Extract every record, exactly as written, and ignore the pictures.

--- Begin ---

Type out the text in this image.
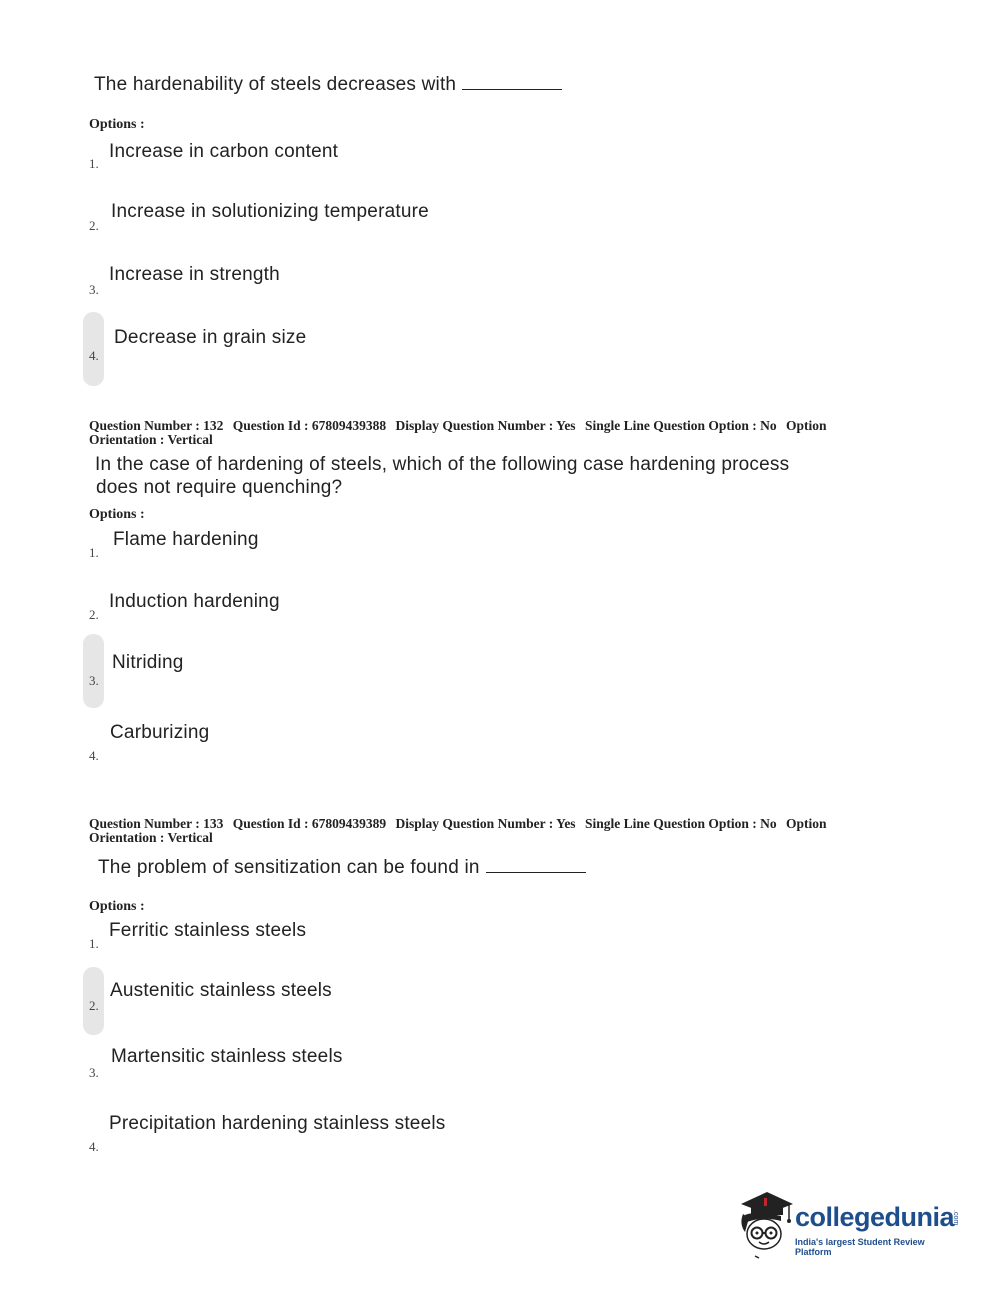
The hardenability of steels decreases with
Options :
1.
Increase in carbon content
2.
Increase in solutionizing temperature
3.
Increase in strength
4.
Decrease in grain size
Question Number : 132 Question Id : 67809439388 Display Question Number : Yes Single Line Question Option : No Option Orientation : Vertical
In the case of hardening of steels, which of the following case hardening process
does not require quenching?
Options :
1.
Flame hardening
2.
Induction hardening
3.
Nitriding
4.
Carburizing
Question Number : 133 Question Id : 67809439389 Display Question Number : Yes Single Line Question Option : No Option Orientation : Vertical
The problem of sensitization can be found in
Options :
1.
Ferritic stainless steels
2.
Austenitic stainless steels
3.
Martensitic stainless steels
4.
Precipitation hardening stainless steels
collegedunia
.com
India's largest Student Review Platform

--- End ---

### Exercise solution
Type out the text in this image.
The hardenability of steels decreases with
Options :
1.
Increase in carbon content
2.
Increase in solutionizing temperature
3.
Increase in strength
4.
Decrease in grain size
Question Number : 132 Question Id : 67809439388 Display Question Number : Yes Single Line Question Option : No Option Orientation : Vertical
In the case of hardening of steels, which of the following case hardening process
does not require quenching?
Options :
1.
Flame hardening
2.
Induction hardening
3.
Nitriding
4.
Carburizing
Question Number : 133 Question Id : 67809439389 Display Question Number : Yes Single Line Question Option : No Option Orientation : Vertical
The problem of sensitization can be found in
Options :
1.
Ferritic stainless steels
2.
Austenitic stainless steels
3.
Martensitic stainless steels
4.
Precipitation hardening stainless steels
collegedunia
.com
India's largest Student Review Platform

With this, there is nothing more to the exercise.